§ RECORDS SUPPLIED:
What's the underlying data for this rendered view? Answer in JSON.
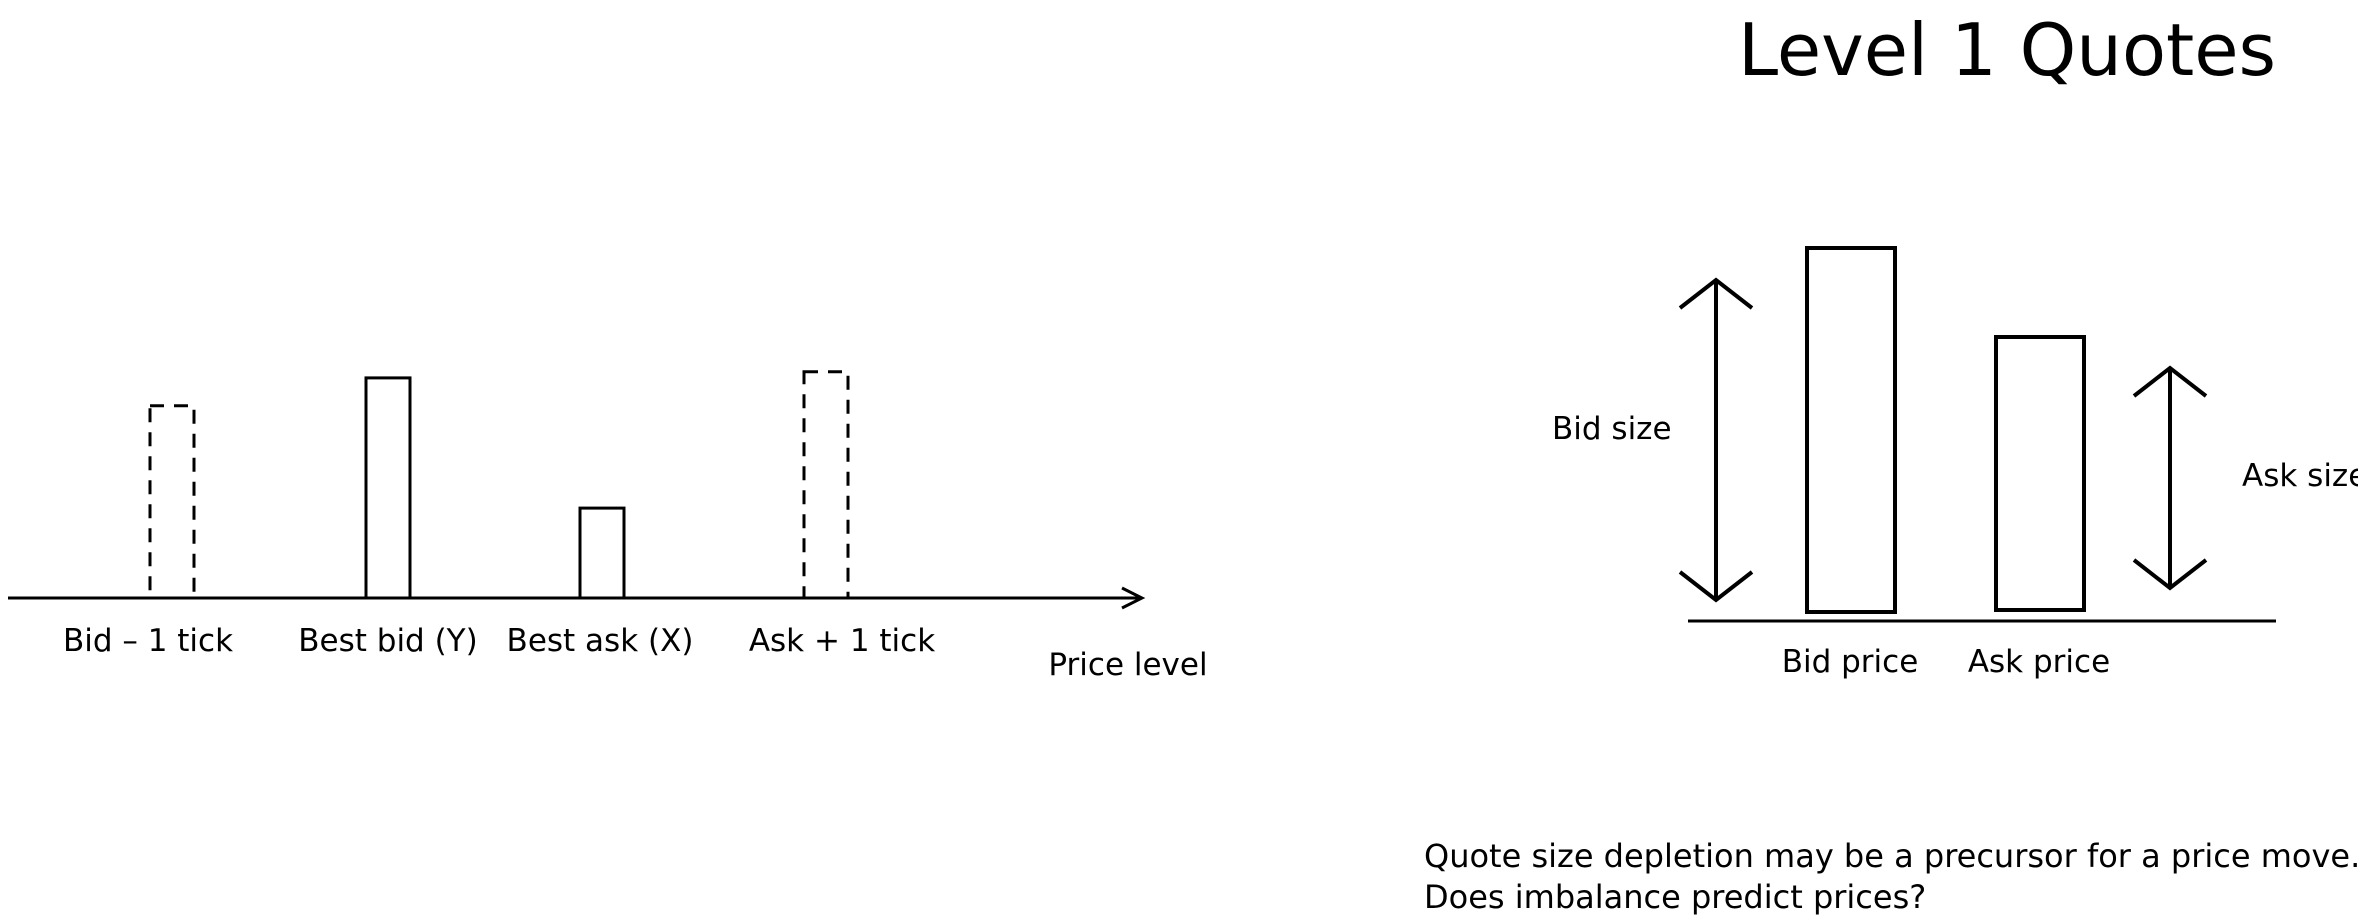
{
  "title": "Level 1 Quotes",
  "depth_diagram": {
    "levels": [
      {
        "label": "Bid – 1 tick",
        "size": 0.62,
        "style": "dashed"
      },
      {
        "label": "Best bid (Y)",
        "size": 0.71,
        "style": "solid"
      },
      {
        "label": "Best ask (X)",
        "size": 0.29,
        "style": "solid"
      },
      {
        "label": "Ask + 1 tick",
        "size": 0.73,
        "style": "dashed"
      }
    ],
    "axis_label": "Price level"
  },
  "level1_diagram": {
    "bars": [
      {
        "label": "Bid price",
        "size": 1.0
      },
      {
        "label": "Ask price",
        "size": 0.75
      }
    ],
    "bid_size_label": "Bid size",
    "ask_size_label": "Ask size"
  },
  "notes": [
    "Quote size depletion may be a precursor for a price move.",
    "Does imbalance predict prices?"
  ]
}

§ SET EXERCISE: Print the entries above exactly, taking out only the pictures.

§ SOLUTION TO THIS TASK:
What's the underlying data for this rendered view? Answer in JSON.
{
  "title": "Level 1 Quotes",
  "depth_diagram": {
    "levels": [
      {
        "label": "Bid – 1 tick",
        "size": 0.62,
        "style": "dashed"
      },
      {
        "label": "Best bid (Y)",
        "size": 0.71,
        "style": "solid"
      },
      {
        "label": "Best ask (X)",
        "size": 0.29,
        "style": "solid"
      },
      {
        "label": "Ask + 1 tick",
        "size": 0.73,
        "style": "dashed"
      }
    ],
    "axis_label": "Price level"
  },
  "level1_diagram": {
    "bars": [
      {
        "label": "Bid price",
        "size": 1.0
      },
      {
        "label": "Ask price",
        "size": 0.75
      }
    ],
    "bid_size_label": "Bid size",
    "ask_size_label": "Ask size"
  },
  "notes": [
    "Quote size depletion may be a precursor for a price move.",
    "Does imbalance predict prices?"
  ]
}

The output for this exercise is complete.